§ **Short task**
Print each line of the listing once more, precisely as given.
━━━ Dataset extract
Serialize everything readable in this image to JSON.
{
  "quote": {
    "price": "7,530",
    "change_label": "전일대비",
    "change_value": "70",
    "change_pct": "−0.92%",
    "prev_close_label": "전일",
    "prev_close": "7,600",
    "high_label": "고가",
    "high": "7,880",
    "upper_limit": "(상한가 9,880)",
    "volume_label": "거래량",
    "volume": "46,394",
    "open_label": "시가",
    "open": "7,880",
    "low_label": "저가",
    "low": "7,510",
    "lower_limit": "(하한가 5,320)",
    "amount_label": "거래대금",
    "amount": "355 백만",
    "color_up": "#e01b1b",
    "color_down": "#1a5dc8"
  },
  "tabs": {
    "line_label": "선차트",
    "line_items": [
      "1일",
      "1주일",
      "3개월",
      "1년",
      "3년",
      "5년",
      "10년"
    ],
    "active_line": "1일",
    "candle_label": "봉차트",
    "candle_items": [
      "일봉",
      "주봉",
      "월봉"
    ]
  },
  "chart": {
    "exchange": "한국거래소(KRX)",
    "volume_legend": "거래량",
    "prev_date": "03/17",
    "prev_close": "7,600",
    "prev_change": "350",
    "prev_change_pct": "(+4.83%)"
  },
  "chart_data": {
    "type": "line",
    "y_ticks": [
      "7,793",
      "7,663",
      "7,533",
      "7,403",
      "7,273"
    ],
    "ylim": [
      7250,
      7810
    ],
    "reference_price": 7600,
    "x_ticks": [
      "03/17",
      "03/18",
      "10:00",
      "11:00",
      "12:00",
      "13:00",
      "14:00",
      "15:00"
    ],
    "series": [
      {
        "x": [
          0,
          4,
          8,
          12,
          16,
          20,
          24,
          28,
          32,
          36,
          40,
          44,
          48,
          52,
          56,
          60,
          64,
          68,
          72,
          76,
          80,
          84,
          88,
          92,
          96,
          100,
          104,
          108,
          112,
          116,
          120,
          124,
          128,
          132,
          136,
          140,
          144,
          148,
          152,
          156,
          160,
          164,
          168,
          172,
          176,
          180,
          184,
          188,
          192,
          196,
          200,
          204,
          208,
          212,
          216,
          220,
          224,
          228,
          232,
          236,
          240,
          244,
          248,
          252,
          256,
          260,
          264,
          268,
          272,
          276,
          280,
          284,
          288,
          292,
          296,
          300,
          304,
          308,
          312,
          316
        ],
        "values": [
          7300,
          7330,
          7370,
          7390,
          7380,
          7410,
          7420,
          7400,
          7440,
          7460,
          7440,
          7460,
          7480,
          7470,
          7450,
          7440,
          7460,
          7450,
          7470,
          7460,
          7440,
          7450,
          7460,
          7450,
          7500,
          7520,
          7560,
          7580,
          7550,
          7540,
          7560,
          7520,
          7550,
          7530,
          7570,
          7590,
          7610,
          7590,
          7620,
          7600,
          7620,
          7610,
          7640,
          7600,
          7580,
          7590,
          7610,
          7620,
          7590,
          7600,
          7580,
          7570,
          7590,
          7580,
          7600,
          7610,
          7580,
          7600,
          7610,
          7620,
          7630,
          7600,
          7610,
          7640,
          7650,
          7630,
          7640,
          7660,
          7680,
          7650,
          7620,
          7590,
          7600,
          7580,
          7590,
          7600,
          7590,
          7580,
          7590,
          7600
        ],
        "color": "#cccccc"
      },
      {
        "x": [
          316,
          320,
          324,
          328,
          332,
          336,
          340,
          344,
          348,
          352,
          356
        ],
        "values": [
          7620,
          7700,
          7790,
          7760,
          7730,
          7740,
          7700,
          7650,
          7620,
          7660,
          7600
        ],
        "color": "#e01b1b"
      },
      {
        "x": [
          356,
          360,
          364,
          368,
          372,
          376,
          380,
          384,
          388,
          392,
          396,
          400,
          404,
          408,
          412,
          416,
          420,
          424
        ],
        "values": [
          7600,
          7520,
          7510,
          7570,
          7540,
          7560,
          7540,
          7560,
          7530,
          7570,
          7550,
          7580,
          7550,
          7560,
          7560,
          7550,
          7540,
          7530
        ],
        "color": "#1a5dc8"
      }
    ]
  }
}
━━━━━━
§ **Solved problem**
Serialize everything readable in this image to JSON.
{
  "quote": {
    "price": "7,530",
    "change_label": "전일대비",
    "change_value": "70",
    "change_pct": "−0.92%",
    "prev_close_label": "전일",
    "prev_close": "7,600",
    "high_label": "고가",
    "high": "7,880",
    "upper_limit": "(상한가 9,880)",
    "volume_label": "거래량",
    "volume": "46,394",
    "open_label": "시가",
    "open": "7,880",
    "low_label": "저가",
    "low": "7,510",
    "lower_limit": "(하한가 5,320)",
    "amount_label": "거래대금",
    "amount": "355 백만",
    "color_up": "#e01b1b",
    "color_down": "#1a5dc8"
  },
  "tabs": {
    "line_label": "선차트",
    "line_items": [
      "1일",
      "1주일",
      "3개월",
      "1년",
      "3년",
      "5년",
      "10년"
    ],
    "active_line": "1일",
    "candle_label": "봉차트",
    "candle_items": [
      "일봉",
      "주봉",
      "월봉"
    ]
  },
  "chart": {
    "exchange": "한국거래소(KRX)",
    "volume_legend": "거래량",
    "prev_date": "03/17",
    "prev_close": "7,600",
    "prev_change": "350",
    "prev_change_pct": "(+4.83%)"
  },
  "chart_data": {
    "type": "line",
    "y_ticks": [
      "7,793",
      "7,663",
      "7,533",
      "7,403",
      "7,273"
    ],
    "ylim": [
      7250,
      7810
    ],
    "reference_price": 7600,
    "x_ticks": [
      "03/17",
      "03/18",
      "10:00",
      "11:00",
      "12:00",
      "13:00",
      "14:00",
      "15:00"
    ],
    "series": [
      {
        "x": [
          0,
          4,
          8,
          12,
          16,
          20,
          24,
          28,
          32,
          36,
          40,
          44,
          48,
          52,
          56,
          60,
          64,
          68,
          72,
          76,
          80,
          84,
          88,
          92,
          96,
          100,
          104,
          108,
          112,
          116,
          120,
          124,
          128,
          132,
          136,
          140,
          144,
          148,
          152,
          156,
          160,
          164,
          168,
          172,
          176,
          180,
          184,
          188,
          192,
          196,
          200,
          204,
          208,
          212,
          216,
          220,
          224,
          228,
          232,
          236,
          240,
          244,
          248,
          252,
          256,
          260,
          264,
          268,
          272,
          276,
          280,
          284,
          288,
          292,
          296,
          300,
          304,
          308,
          312,
          316
        ],
        "values": [
          7300,
          7330,
          7370,
          7390,
          7380,
          7410,
          7420,
          7400,
          7440,
          7460,
          7440,
          7460,
          7480,
          7470,
          7450,
          7440,
          7460,
          7450,
          7470,
          7460,
          7440,
          7450,
          7460,
          7450,
          7500,
          7520,
          7560,
          7580,
          7550,
          7540,
          7560,
          7520,
          7550,
          7530,
          7570,
          7590,
          7610,
          7590,
          7620,
          7600,
          7620,
          7610,
          7640,
          7600,
          7580,
          7590,
          7610,
          7620,
          7590,
          7600,
          7580,
          7570,
          7590,
          7580,
          7600,
          7610,
          7580,
          7600,
          7610,
          7620,
          7630,
          7600,
          7610,
          7640,
          7650,
          7630,
          7640,
          7660,
          7680,
          7650,
          7620,
          7590,
          7600,
          7580,
          7590,
          7600,
          7590,
          7580,
          7590,
          7600
        ],
        "color": "#cccccc"
      },
      {
        "x": [
          316,
          320,
          324,
          328,
          332,
          336,
          340,
          344,
          348,
          352,
          356
        ],
        "values": [
          7620,
          7700,
          7790,
          7760,
          7730,
          7740,
          7700,
          7650,
          7620,
          7660,
          7600
        ],
        "color": "#e01b1b"
      },
      {
        "x": [
          356,
          360,
          364,
          368,
          372,
          376,
          380,
          384,
          388,
          392,
          396,
          400,
          404,
          408,
          412,
          416,
          420,
          424
        ],
        "values": [
          7600,
          7520,
          7510,
          7570,
          7540,
          7560,
          7540,
          7560,
          7530,
          7570,
          7550,
          7580,
          7550,
          7560,
          7560,
          7550,
          7540,
          7530
        ],
        "color": "#1a5dc8"
      }
    ]
  }
}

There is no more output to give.